> PROBLEM TO SOLVE:
Repeat the material exactly, every line of it.

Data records

━━━━━━

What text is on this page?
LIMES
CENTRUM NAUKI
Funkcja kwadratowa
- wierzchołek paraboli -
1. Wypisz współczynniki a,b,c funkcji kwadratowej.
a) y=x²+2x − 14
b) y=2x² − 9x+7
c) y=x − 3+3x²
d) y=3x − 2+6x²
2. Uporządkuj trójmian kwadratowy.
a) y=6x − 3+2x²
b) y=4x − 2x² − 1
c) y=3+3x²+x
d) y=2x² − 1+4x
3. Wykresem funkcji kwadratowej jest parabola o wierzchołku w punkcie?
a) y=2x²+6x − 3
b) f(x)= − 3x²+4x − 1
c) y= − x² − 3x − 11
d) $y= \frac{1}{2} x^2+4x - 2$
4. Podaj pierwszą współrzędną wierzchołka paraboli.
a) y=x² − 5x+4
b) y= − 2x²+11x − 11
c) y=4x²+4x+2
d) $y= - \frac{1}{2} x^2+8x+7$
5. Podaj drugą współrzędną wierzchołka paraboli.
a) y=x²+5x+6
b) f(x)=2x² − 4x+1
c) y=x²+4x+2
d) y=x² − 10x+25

━━━━━━

> RESPONSE:
What text is on this page?
LIMES
CENTRUM NAUKI
Funkcja kwadratowa
- wierzchołek paraboli -
1. Wypisz współczynniki a,b,c funkcji kwadratowej.
a) y=x²+2x − 14
b) y=2x² − 9x+7
c) y=x − 3+3x²
d) y=3x − 2+6x²
2. Uporządkuj trójmian kwadratowy.
a) y=6x − 3+2x²
b) y=4x − 2x² − 1
c) y=3+3x²+x
d) y=2x² − 1+4x
3. Wykresem funkcji kwadratowej jest parabola o wierzchołku w punkcie?
a) y=2x²+6x − 3
b) f(x)= − 3x²+4x − 1
c) y= − x² − 3x − 11
d) $y= \frac{1}{2} x^2+4x - 2$
4. Podaj pierwszą współrzędną wierzchołka paraboli.
a) y=x² − 5x+4
b) y= − 2x²+11x − 11
c) y=4x²+4x+2
d) $y= - \frac{1}{2} x^2+8x+7$
5. Podaj drugą współrzędną wierzchołka paraboli.
a) y=x²+5x+6
b) f(x)=2x² − 4x+1
c) y=x²+4x+2
d) y=x² − 10x+25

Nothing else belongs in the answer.